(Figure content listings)
━━━
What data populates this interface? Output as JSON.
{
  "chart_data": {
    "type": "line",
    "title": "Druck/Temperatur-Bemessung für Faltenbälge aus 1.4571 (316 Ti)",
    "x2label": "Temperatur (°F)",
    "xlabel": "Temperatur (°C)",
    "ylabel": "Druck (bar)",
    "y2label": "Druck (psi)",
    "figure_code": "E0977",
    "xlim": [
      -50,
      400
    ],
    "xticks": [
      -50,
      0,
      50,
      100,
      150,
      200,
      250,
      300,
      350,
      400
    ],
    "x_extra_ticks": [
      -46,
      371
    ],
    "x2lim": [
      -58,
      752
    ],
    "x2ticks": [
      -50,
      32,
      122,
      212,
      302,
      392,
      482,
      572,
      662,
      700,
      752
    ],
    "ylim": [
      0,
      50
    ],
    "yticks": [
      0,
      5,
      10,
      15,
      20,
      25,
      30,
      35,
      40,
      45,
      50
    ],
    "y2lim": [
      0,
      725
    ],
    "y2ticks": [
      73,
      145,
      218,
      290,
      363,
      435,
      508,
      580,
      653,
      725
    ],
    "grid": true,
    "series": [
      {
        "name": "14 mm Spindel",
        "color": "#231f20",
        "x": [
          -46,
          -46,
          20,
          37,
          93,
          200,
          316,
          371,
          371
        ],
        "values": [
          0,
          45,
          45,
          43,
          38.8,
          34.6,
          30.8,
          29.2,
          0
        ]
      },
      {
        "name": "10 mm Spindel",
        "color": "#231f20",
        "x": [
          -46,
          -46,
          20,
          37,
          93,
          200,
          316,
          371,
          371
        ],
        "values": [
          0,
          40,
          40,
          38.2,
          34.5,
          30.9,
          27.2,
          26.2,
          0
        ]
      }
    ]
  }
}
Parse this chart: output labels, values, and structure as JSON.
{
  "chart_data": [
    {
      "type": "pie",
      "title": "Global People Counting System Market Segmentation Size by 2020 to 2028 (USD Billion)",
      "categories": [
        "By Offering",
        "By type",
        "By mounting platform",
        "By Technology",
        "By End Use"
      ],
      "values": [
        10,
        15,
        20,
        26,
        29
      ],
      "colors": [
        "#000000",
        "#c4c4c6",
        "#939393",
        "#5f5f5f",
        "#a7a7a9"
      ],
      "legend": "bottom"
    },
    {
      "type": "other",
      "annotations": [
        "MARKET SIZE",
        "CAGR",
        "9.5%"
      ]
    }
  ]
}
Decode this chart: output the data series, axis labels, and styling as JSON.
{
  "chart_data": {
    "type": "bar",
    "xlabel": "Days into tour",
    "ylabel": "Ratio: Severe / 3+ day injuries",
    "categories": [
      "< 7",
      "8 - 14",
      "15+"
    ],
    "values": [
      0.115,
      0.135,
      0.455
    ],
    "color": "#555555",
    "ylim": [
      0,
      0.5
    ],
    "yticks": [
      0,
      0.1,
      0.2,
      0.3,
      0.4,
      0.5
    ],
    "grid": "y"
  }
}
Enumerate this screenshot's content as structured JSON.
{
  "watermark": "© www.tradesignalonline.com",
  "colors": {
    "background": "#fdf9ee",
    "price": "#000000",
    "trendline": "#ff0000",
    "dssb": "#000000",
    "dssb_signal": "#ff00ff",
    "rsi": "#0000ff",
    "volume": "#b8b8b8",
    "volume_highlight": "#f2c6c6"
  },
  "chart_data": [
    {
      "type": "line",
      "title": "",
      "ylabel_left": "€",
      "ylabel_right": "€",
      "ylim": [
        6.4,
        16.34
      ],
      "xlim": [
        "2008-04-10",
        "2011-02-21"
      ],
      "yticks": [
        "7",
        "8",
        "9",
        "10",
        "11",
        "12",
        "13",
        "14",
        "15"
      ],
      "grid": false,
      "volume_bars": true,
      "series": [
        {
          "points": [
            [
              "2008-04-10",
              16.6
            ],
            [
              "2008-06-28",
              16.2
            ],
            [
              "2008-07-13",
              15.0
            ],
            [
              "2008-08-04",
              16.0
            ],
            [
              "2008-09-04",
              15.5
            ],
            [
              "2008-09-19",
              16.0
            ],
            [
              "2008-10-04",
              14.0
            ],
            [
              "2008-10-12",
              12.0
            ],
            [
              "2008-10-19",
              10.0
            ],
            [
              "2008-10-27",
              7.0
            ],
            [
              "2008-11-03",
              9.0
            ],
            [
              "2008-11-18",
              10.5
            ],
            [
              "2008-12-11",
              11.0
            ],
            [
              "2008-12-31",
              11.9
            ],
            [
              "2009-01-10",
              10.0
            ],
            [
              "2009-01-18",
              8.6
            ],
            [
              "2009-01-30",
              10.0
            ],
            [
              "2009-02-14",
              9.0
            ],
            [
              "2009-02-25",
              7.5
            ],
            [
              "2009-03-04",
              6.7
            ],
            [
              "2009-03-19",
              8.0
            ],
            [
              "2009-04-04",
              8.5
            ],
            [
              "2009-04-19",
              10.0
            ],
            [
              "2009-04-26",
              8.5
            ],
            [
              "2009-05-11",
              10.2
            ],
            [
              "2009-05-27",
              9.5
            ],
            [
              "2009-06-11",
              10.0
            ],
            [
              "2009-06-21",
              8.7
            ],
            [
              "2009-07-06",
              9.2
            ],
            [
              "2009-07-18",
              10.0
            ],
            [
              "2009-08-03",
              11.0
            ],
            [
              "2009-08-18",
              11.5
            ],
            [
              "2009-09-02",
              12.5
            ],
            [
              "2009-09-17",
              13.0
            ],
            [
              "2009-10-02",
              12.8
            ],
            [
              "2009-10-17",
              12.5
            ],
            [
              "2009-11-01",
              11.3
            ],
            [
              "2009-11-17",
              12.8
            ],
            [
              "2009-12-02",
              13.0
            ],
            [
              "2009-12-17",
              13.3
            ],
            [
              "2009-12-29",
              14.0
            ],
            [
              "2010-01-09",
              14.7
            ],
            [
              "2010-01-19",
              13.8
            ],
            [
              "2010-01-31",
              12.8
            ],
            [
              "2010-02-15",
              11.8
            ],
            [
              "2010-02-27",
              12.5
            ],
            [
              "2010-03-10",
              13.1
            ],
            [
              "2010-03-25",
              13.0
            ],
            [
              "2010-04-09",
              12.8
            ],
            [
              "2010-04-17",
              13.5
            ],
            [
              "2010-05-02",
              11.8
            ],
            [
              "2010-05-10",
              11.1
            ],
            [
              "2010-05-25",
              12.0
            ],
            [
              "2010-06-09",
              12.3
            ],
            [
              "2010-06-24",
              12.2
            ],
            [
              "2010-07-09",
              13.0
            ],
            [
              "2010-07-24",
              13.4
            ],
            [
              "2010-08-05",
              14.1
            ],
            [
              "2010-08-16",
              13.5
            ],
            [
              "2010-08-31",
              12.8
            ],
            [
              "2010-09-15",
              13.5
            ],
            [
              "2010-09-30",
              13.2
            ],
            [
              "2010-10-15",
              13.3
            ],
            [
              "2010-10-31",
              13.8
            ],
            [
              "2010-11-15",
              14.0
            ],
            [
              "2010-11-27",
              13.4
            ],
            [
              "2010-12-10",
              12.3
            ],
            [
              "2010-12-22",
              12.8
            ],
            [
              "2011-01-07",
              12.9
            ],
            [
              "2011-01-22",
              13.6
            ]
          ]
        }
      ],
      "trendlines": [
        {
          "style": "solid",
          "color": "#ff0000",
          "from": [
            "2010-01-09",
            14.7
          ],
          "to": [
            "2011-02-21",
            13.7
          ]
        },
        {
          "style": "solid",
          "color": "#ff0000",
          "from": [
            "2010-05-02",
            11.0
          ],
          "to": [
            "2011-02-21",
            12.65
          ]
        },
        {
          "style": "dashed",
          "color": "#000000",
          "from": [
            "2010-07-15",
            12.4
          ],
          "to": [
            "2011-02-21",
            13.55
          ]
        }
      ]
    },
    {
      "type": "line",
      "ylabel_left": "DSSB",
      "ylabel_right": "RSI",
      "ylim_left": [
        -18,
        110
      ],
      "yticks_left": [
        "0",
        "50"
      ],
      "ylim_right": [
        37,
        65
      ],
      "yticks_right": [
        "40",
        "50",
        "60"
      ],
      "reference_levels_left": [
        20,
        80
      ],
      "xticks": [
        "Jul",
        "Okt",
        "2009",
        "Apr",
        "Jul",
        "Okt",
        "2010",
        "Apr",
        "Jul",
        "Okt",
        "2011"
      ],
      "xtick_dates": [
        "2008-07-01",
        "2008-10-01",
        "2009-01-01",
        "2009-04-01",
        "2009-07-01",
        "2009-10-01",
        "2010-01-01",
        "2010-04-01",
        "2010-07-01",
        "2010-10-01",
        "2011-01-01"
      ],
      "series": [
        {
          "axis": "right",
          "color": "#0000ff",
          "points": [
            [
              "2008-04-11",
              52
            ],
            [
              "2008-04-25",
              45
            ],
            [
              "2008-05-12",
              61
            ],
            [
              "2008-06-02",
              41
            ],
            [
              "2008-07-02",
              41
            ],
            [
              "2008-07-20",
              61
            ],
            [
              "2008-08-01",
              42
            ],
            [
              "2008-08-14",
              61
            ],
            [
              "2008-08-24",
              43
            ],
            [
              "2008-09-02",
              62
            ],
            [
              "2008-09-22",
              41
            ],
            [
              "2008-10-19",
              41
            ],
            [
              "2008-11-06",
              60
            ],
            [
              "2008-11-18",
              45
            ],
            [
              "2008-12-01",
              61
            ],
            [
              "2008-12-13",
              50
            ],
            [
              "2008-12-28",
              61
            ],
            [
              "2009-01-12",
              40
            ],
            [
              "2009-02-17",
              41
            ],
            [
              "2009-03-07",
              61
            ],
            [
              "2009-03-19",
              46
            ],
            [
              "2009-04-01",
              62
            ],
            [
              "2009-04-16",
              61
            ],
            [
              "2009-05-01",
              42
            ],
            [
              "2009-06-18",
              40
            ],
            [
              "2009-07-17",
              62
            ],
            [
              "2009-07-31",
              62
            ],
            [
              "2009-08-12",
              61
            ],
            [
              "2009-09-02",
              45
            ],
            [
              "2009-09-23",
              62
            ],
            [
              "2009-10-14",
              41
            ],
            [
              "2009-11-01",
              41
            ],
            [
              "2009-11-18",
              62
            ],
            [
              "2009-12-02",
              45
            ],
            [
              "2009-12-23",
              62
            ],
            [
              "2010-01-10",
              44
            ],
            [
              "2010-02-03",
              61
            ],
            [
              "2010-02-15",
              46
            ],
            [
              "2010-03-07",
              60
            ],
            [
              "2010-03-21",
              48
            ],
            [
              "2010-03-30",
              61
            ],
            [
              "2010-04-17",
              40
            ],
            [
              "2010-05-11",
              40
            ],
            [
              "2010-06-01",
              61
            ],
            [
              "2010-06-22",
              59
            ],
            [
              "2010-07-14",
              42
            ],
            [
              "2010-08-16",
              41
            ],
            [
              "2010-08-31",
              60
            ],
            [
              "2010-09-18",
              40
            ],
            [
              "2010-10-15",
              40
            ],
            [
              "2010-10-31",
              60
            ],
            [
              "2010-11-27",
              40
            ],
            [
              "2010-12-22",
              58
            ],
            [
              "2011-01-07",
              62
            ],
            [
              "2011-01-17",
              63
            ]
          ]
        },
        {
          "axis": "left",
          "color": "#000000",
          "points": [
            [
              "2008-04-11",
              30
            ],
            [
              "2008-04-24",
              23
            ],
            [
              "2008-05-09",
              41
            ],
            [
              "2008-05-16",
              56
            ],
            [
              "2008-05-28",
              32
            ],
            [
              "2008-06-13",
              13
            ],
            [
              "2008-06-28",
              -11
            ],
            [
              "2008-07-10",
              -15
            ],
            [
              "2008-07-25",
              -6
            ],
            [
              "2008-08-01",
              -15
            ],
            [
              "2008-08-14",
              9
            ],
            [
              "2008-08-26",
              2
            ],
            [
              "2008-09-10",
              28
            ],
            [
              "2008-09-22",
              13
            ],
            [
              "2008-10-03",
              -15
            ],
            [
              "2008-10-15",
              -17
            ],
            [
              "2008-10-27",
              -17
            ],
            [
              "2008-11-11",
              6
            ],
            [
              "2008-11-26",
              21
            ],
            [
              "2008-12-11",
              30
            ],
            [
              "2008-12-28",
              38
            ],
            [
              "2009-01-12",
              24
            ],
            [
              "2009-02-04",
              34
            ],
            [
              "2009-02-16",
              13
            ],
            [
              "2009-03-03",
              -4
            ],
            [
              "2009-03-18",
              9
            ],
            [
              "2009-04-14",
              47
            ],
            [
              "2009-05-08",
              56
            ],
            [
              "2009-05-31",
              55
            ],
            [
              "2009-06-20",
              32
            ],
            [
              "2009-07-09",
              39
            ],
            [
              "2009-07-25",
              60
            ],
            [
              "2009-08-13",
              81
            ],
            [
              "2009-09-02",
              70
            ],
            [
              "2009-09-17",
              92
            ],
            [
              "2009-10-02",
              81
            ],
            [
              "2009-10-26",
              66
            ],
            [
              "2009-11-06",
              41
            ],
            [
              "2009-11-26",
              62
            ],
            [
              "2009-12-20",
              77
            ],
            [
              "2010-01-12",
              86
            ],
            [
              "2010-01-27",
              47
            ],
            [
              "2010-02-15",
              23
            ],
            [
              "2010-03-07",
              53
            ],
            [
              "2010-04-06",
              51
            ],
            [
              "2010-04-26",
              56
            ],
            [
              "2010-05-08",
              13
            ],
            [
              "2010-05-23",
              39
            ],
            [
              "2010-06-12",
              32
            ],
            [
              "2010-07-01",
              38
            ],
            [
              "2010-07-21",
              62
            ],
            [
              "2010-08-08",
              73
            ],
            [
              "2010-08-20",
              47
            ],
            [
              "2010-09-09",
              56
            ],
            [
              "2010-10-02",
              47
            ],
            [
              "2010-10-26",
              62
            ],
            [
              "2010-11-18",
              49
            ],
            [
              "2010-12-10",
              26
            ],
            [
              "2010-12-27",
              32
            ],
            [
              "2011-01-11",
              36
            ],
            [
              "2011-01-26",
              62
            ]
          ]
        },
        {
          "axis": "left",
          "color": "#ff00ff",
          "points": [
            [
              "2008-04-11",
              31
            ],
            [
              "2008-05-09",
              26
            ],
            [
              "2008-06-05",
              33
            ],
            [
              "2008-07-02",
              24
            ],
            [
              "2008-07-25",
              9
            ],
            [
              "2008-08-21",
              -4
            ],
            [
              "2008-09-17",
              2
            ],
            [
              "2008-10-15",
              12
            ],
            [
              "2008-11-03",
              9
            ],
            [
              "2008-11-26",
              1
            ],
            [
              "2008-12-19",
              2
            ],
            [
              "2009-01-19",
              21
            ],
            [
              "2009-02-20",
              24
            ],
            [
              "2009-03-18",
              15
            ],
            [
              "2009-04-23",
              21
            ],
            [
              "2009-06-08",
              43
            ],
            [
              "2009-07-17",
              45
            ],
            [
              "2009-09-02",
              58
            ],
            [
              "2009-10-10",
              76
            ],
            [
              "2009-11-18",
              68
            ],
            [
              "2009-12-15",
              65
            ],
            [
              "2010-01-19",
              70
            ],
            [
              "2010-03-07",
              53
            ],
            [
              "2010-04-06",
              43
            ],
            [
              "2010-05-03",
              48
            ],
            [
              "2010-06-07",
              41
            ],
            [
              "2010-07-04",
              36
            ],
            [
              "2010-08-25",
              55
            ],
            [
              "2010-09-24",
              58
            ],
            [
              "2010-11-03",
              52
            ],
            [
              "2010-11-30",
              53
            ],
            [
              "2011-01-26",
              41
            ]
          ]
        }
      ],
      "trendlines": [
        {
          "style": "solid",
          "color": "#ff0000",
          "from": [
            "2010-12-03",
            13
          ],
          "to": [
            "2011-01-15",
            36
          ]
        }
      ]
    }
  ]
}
━━━
Identify which lines contain the word "name" and copy each one.

RESULT OF THIS EXERCISE =>
        "name": "14 mm Spindel",
        "name": "10 mm Spindel",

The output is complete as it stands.